▶ _Passage_:

** begin **

<font size=10> Using embeddings for similarity search </font>

Let’s suppose we had a large collection of questions and answers. A user can ask a question, and we want to retrieve the most similar question in our collection to help them find an answer.

We could use text embeddings to allow for retrieving similar questions:

During indexing, each question is run through a sentence embedding model to produce a numeric vector.
When a user enters a query, it is run through the same sentence embedding model to produce a vector. To rank the responses, we calculate the vector similarity between each question and the query vector. When comparing embedding vectors, it is common to use cosine similarity.
This notebook gives a simple example of how this could be accomplished in Elasticsearch. The main script indexes ~20,000 questions from the StackOverflow dataset, then allows the user to enter free-text queries against the dataset.

In [1]:
import json
import time

from elasticsearch import Elasticsearch
from elasticsearch.helpers import bulk

# Use tensorflow 1 behavior to match the Universal Sentence Encoder
# examples (https://tfhub.dev/google/universal-sentence-encoder/2).
import tensorflow.compat.v1 as tf

#For proper memory usage of GPU
gpus = tf.config.experimental.list_physical_devices('GPU')
if gpus:
     try:
    # Currently, memory growth needs to be the same across GPUs
        for gpu in gpus:
          tf.config.experimental.set_memory_growth(gpu, True)
          logical_gpus = tf.config.experimental.list_logical_devices('GPU')
          print(len(gpus), "Physical GPUs,", len(logical_gpus), "Logical GPUs")
     except RuntimeError as e:
    # Memory growth must be set before GPUs have been initialized
        print(e)

1 Physical GPUs, 1 Logical GPUs


In [2]:
##### INDEXING #####

def index_data():
    print("Creating the 'posts' index.")
    client.indices.delete(index=INDEX_NAME, ignore=[404])

    with open(INDEX_FILE) as index_file:
        source = index_file.read().strip()
        client.indices.create(index=INDEX_NAME, body=source)

    docs = []
    count = 0

    with open(DATA_FILE) as data_file:
        for line in data_file:
            line = line.strip()

            doc = json.loads(line)
            if doc["type"] != "question":
                continue

            docs.append(doc)
            count += 1

            if count % BATCH_SIZE == 0:
                index_batch(docs)
                docs = []
                print("Indexed {} documents.".format(count))

        if docs:
            index_batch(docs)
            print("Indexed {} documents.".format(count))

    client.indices.refresh(index=INDEX_NAME)
    print("Done indexing.")

** end **

▶ _Short exercise 1_: Rewrite the rows from the start through the line containing "dim-right-end: 38 bbox=[505, 166, 629, 212]", replacing "bracket" with "mount" and leaving everything else unchanged.
The rows below have no connection to the page on embedding-based similarity search.

[Element-and-box listings]

** begin **

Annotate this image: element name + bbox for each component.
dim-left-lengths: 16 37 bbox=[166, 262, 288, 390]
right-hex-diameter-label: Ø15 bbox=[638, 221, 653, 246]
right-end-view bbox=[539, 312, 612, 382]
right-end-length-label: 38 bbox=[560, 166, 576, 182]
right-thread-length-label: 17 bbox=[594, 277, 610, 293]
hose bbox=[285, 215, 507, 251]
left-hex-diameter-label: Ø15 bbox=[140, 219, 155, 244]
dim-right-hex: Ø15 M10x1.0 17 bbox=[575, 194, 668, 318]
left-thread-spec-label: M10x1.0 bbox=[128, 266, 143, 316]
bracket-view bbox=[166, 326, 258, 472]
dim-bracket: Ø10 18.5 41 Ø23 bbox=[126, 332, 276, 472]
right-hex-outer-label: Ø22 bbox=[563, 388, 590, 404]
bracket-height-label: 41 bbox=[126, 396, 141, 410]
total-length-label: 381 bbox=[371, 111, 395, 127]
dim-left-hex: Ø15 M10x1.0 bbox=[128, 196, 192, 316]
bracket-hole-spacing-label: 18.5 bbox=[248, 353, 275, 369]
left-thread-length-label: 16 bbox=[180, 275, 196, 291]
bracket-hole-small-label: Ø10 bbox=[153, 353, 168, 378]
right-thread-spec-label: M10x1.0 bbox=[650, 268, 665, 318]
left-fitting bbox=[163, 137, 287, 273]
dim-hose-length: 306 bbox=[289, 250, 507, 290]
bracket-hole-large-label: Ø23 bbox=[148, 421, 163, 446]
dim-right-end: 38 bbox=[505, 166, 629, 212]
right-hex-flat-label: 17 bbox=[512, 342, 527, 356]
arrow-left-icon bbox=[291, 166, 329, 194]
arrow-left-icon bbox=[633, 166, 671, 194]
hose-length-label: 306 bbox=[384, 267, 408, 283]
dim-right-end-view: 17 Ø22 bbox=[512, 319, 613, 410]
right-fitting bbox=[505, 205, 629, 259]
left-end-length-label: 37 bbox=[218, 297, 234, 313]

** end **

▶ _Short exercise 2_: According to the page on embedding-based similarity search, what measure is commonly used when comparing embedding vectors?

▶ _Written solution 1_:
Annotate this image: element name + bbox for each component.
dim-left-lengths: 16 37 bbox=[166, 262, 288, 390]
right-hex-diameter-label: Ø15 bbox=[638, 221, 653, 246]
right-end-view bbox=[539, 312, 612, 382]
right-end-length-label: 38 bbox=[560, 166, 576, 182]
right-thread-length-label: 17 bbox=[594, 277, 610, 293]
hose bbox=[285, 215, 507, 251]
left-hex-diameter-label: Ø15 bbox=[140, 219, 155, 244]
dim-right-hex: Ø15 M10x1.0 17 bbox=[575, 194, 668, 318]
left-thread-spec-label: M10x1.0 bbox=[128, 266, 143, 316]
mount-view bbox=[166, 326, 258, 472]
dim-mount: Ø10 18.5 41 Ø23 bbox=[126, 332, 276, 472]
right-hex-outer-label: Ø22 bbox=[563, 388, 590, 404]
mount-height-label: 41 bbox=[126, 396, 141, 410]
total-length-label: 381 bbox=[371, 111, 395, 127]
dim-left-hex: Ø15 M10x1.0 bbox=[128, 196, 192, 316]
mount-hole-spacing-label: 18.5 bbox=[248, 353, 275, 369]
left-thread-length-label: 16 bbox=[180, 275, 196, 291]
mount-hole-small-label: Ø10 bbox=[153, 353, 168, 378]
right-thread-spec-label: M10x1.0 bbox=[650, 268, 665, 318]
left-fitting bbox=[163, 137, 287, 273]
dim-hose-length: 306 bbox=[289, 250, 507, 290]
mount-hole-large-label: Ø23 bbox=[148, 421, 163, 446]
dim-right-end: 38 bbox=[505, 166, 629, 212]

▶ _Written solution 2_: Cosine similarity.